--- Begin ---

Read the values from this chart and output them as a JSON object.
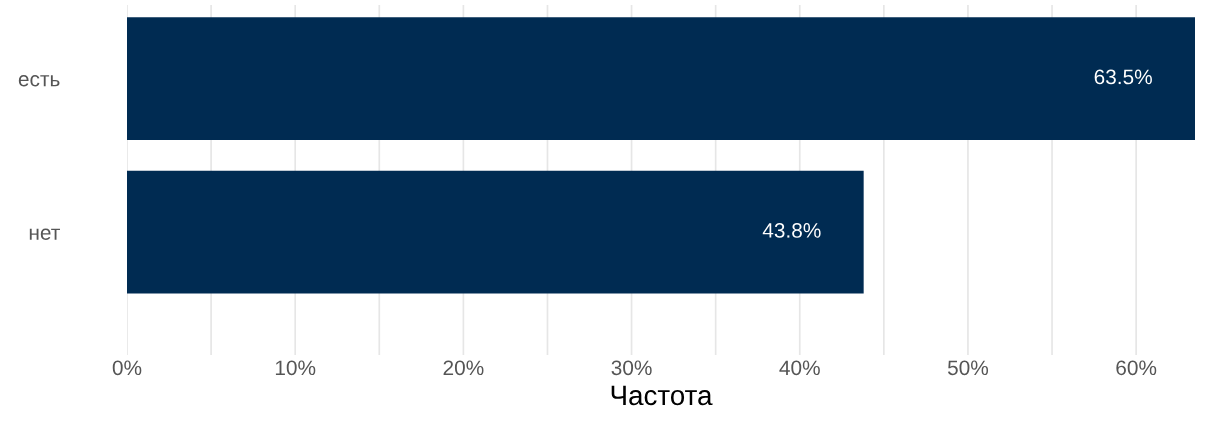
{
  "chart_data": {
    "type": "bar",
    "orientation": "horizontal",
    "xlabel": "Частота",
    "categories": [
      "есть",
      "нет"
    ],
    "values": [
      63.5,
      43.8
    ],
    "color": "#002b52",
    "value_labels": [
      "63.5%",
      "43.8%"
    ],
    "xlim": [
      0,
      63.5
    ],
    "xticks": [
      {
        "value": 0,
        "label": "0%"
      },
      {
        "value": 5,
        "label": null
      },
      {
        "value": 10,
        "label": "10%"
      },
      {
        "value": 15,
        "label": null
      },
      {
        "value": 20,
        "label": "20%"
      },
      {
        "value": 25,
        "label": null
      },
      {
        "value": 30,
        "label": "30%"
      },
      {
        "value": 35,
        "label": null
      },
      {
        "value": 40,
        "label": "40%"
      },
      {
        "value": 45,
        "label": null
      },
      {
        "value": 50,
        "label": "50%"
      },
      {
        "value": 55,
        "label": null
      },
      {
        "value": 60,
        "label": "60%"
      }
    ],
    "grid": "x"
  }
}
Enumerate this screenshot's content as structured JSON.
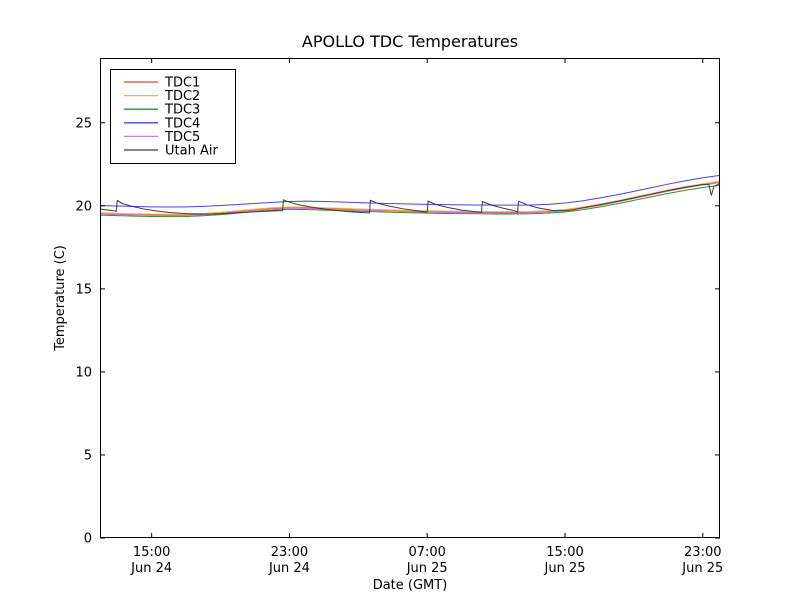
{
  "chart_data": {
    "type": "line",
    "title": "APOLLO TDC Temperatures",
    "xlabel": "Date (GMT)",
    "ylabel": "Temperature (C)",
    "x_unit": "hours from Jun 24 ~12:00 GMT",
    "xlim_hours": [
      0,
      36
    ],
    "ylim": [
      0,
      28.9
    ],
    "yticks": [
      0,
      5,
      10,
      15,
      20,
      25
    ],
    "xticks": [
      {
        "hour": 3,
        "time": "15:00",
        "date": "Jun 24"
      },
      {
        "hour": 11,
        "time": "23:00",
        "date": "Jun 24"
      },
      {
        "hour": 19,
        "time": "07:00",
        "date": "Jun 25"
      },
      {
        "hour": 27,
        "time": "15:00",
        "date": "Jun 25"
      },
      {
        "hour": 35,
        "time": "23:00",
        "date": "Jun 25"
      }
    ],
    "grid": false,
    "legend": {
      "position": "upper left",
      "entries": [
        "TDC1",
        "TDC2",
        "TDC3",
        "TDC4",
        "TDC5",
        "Utah Air"
      ]
    },
    "colors": {
      "frame": "#000000",
      "background": "#ffffff"
    },
    "series": [
      {
        "name": "TDC1",
        "color": "#e4453f",
        "points": [
          [
            0,
            19.53
          ],
          [
            1,
            19.5
          ],
          [
            2,
            19.47
          ],
          [
            3,
            19.45
          ],
          [
            4,
            19.44
          ],
          [
            5,
            19.45
          ],
          [
            6,
            19.49
          ],
          [
            7,
            19.56
          ],
          [
            8,
            19.65
          ],
          [
            9,
            19.75
          ],
          [
            10,
            19.83
          ],
          [
            11,
            19.88
          ],
          [
            12,
            19.87
          ],
          [
            13,
            19.83
          ],
          [
            14,
            19.8
          ],
          [
            15,
            19.76
          ],
          [
            16,
            19.73
          ],
          [
            17,
            19.7
          ],
          [
            18,
            19.67
          ],
          [
            19,
            19.65
          ],
          [
            20,
            19.63
          ],
          [
            21,
            19.62
          ],
          [
            22,
            19.61
          ],
          [
            23,
            19.6
          ],
          [
            24,
            19.6
          ],
          [
            25,
            19.61
          ],
          [
            26,
            19.65
          ],
          [
            27,
            19.73
          ],
          [
            28,
            19.87
          ],
          [
            29,
            20.05
          ],
          [
            30,
            20.25
          ],
          [
            31,
            20.47
          ],
          [
            32,
            20.69
          ],
          [
            33,
            20.91
          ],
          [
            34,
            21.11
          ],
          [
            35,
            21.28
          ],
          [
            36,
            21.43
          ]
        ]
      },
      {
        "name": "TDC2",
        "color": "#ffae42",
        "points": [
          [
            0,
            19.58
          ],
          [
            1,
            19.55
          ],
          [
            2,
            19.52
          ],
          [
            3,
            19.5
          ],
          [
            4,
            19.49
          ],
          [
            5,
            19.5
          ],
          [
            6,
            19.54
          ],
          [
            7,
            19.61
          ],
          [
            8,
            19.7
          ],
          [
            9,
            19.8
          ],
          [
            10,
            19.88
          ],
          [
            11,
            19.93
          ],
          [
            12,
            19.92
          ],
          [
            13,
            19.88
          ],
          [
            14,
            19.85
          ],
          [
            15,
            19.81
          ],
          [
            16,
            19.78
          ],
          [
            17,
            19.75
          ],
          [
            18,
            19.72
          ],
          [
            19,
            19.7
          ],
          [
            20,
            19.68
          ],
          [
            21,
            19.67
          ],
          [
            22,
            19.66
          ],
          [
            23,
            19.65
          ],
          [
            24,
            19.65
          ],
          [
            25,
            19.66
          ],
          [
            26,
            19.7
          ],
          [
            27,
            19.78
          ],
          [
            28,
            19.92
          ],
          [
            29,
            20.1
          ],
          [
            30,
            20.3
          ],
          [
            31,
            20.52
          ],
          [
            32,
            20.74
          ],
          [
            33,
            20.96
          ],
          [
            34,
            21.16
          ],
          [
            35,
            21.33
          ],
          [
            36,
            21.48
          ]
        ]
      },
      {
        "name": "TDC3",
        "color": "#2f8f2f",
        "points": [
          [
            0,
            19.44
          ],
          [
            1,
            19.41
          ],
          [
            2,
            19.38
          ],
          [
            3,
            19.36
          ],
          [
            4,
            19.35
          ],
          [
            5,
            19.36
          ],
          [
            6,
            19.4
          ],
          [
            7,
            19.47
          ],
          [
            8,
            19.56
          ],
          [
            9,
            19.66
          ],
          [
            10,
            19.74
          ],
          [
            11,
            19.79
          ],
          [
            12,
            19.78
          ],
          [
            13,
            19.74
          ],
          [
            14,
            19.71
          ],
          [
            15,
            19.67
          ],
          [
            16,
            19.64
          ],
          [
            17,
            19.61
          ],
          [
            18,
            19.58
          ],
          [
            19,
            19.56
          ],
          [
            20,
            19.54
          ],
          [
            21,
            19.53
          ],
          [
            22,
            19.52
          ],
          [
            23,
            19.51
          ],
          [
            24,
            19.51
          ],
          [
            25,
            19.52
          ],
          [
            26,
            19.56
          ],
          [
            27,
            19.63
          ],
          [
            28,
            19.76
          ],
          [
            29,
            19.93
          ],
          [
            30,
            20.12
          ],
          [
            31,
            20.33
          ],
          [
            32,
            20.54
          ],
          [
            33,
            20.75
          ],
          [
            34,
            20.94
          ],
          [
            35,
            21.1
          ],
          [
            36,
            21.24
          ]
        ]
      },
      {
        "name": "TDC4",
        "color": "#4545e6",
        "points": [
          [
            0,
            20.02
          ],
          [
            1,
            19.99
          ],
          [
            2,
            19.96
          ],
          [
            3,
            19.94
          ],
          [
            4,
            19.93
          ],
          [
            5,
            19.94
          ],
          [
            6,
            19.97
          ],
          [
            7,
            20.02
          ],
          [
            8,
            20.08
          ],
          [
            9,
            20.15
          ],
          [
            10,
            20.21
          ],
          [
            11,
            20.26
          ],
          [
            12,
            20.28
          ],
          [
            13,
            20.26
          ],
          [
            14,
            20.23
          ],
          [
            15,
            20.19
          ],
          [
            16,
            20.16
          ],
          [
            17,
            20.13
          ],
          [
            18,
            20.11
          ],
          [
            19,
            20.09
          ],
          [
            20,
            20.07
          ],
          [
            21,
            20.06
          ],
          [
            22,
            20.05
          ],
          [
            23,
            20.04
          ],
          [
            24,
            20.04
          ],
          [
            25,
            20.05
          ],
          [
            26,
            20.09
          ],
          [
            27,
            20.17
          ],
          [
            28,
            20.3
          ],
          [
            29,
            20.47
          ],
          [
            30,
            20.66
          ],
          [
            31,
            20.87
          ],
          [
            32,
            21.09
          ],
          [
            33,
            21.31
          ],
          [
            34,
            21.51
          ],
          [
            35,
            21.69
          ],
          [
            36,
            21.83
          ]
        ]
      },
      {
        "name": "TDC5",
        "color": "#c97fc9",
        "points": [
          [
            0,
            19.5
          ],
          [
            1,
            19.47
          ],
          [
            2,
            19.44
          ],
          [
            3,
            19.42
          ],
          [
            4,
            19.41
          ],
          [
            5,
            19.42
          ],
          [
            6,
            19.46
          ],
          [
            7,
            19.53
          ],
          [
            8,
            19.62
          ],
          [
            9,
            19.72
          ],
          [
            10,
            19.8
          ],
          [
            11,
            19.85
          ],
          [
            12,
            19.84
          ],
          [
            13,
            19.8
          ],
          [
            14,
            19.77
          ],
          [
            15,
            19.73
          ],
          [
            16,
            19.7
          ],
          [
            17,
            19.67
          ],
          [
            18,
            19.64
          ],
          [
            19,
            19.62
          ],
          [
            20,
            19.6
          ],
          [
            21,
            19.59
          ],
          [
            22,
            19.58
          ],
          [
            23,
            19.57
          ],
          [
            24,
            19.57
          ],
          [
            25,
            19.58
          ],
          [
            26,
            19.62
          ],
          [
            27,
            19.7
          ],
          [
            28,
            19.84
          ],
          [
            29,
            20.02
          ],
          [
            30,
            20.22
          ],
          [
            31,
            20.44
          ],
          [
            32,
            20.66
          ],
          [
            33,
            20.88
          ],
          [
            34,
            21.08
          ],
          [
            35,
            21.25
          ],
          [
            36,
            21.4
          ]
        ]
      },
      {
        "name": "Utah Air",
        "color": "#3c3c3c",
        "points": [
          [
            0,
            19.8
          ],
          [
            0.5,
            19.74
          ],
          [
            0.95,
            19.68
          ],
          [
            1.0,
            20.32
          ],
          [
            1.3,
            20.14
          ],
          [
            1.8,
            19.98
          ],
          [
            2.5,
            19.82
          ],
          [
            3.2,
            19.7
          ],
          [
            4.0,
            19.6
          ],
          [
            5.0,
            19.53
          ],
          [
            6.0,
            19.5
          ],
          [
            7.0,
            19.52
          ],
          [
            8.0,
            19.58
          ],
          [
            9.0,
            19.64
          ],
          [
            10.0,
            19.69
          ],
          [
            10.6,
            19.71
          ],
          [
            10.65,
            20.36
          ],
          [
            11.0,
            20.22
          ],
          [
            11.6,
            20.05
          ],
          [
            12.4,
            19.9
          ],
          [
            13.3,
            19.77
          ],
          [
            14.3,
            19.66
          ],
          [
            15.3,
            19.59
          ],
          [
            15.65,
            19.57
          ],
          [
            15.7,
            20.33
          ],
          [
            16.1,
            20.16
          ],
          [
            16.8,
            19.98
          ],
          [
            17.6,
            19.82
          ],
          [
            18.4,
            19.7
          ],
          [
            19.0,
            19.62
          ],
          [
            19.05,
            20.28
          ],
          [
            19.5,
            20.08
          ],
          [
            20.2,
            19.9
          ],
          [
            21.0,
            19.74
          ],
          [
            21.8,
            19.64
          ],
          [
            22.15,
            19.6
          ],
          [
            22.2,
            20.26
          ],
          [
            22.7,
            20.05
          ],
          [
            23.4,
            19.86
          ],
          [
            24.1,
            19.7
          ],
          [
            24.25,
            19.62
          ],
          [
            24.3,
            20.28
          ],
          [
            24.8,
            20.06
          ],
          [
            25.5,
            19.86
          ],
          [
            26.3,
            19.72
          ],
          [
            27.0,
            19.7
          ],
          [
            27.5,
            19.76
          ],
          [
            28,
            19.88
          ],
          [
            29,
            20.06
          ],
          [
            30,
            20.26
          ],
          [
            31,
            20.48
          ],
          [
            32,
            20.7
          ],
          [
            33,
            20.92
          ],
          [
            34,
            21.12
          ],
          [
            35,
            21.28
          ],
          [
            35.35,
            21.3
          ],
          [
            35.5,
            20.62
          ],
          [
            35.65,
            21.18
          ],
          [
            36,
            21.35
          ]
        ]
      }
    ]
  }
}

--- End ---

What is expected ▸
Report how many lines include the word "this". Give nothing but the number.

Finished task ▸
2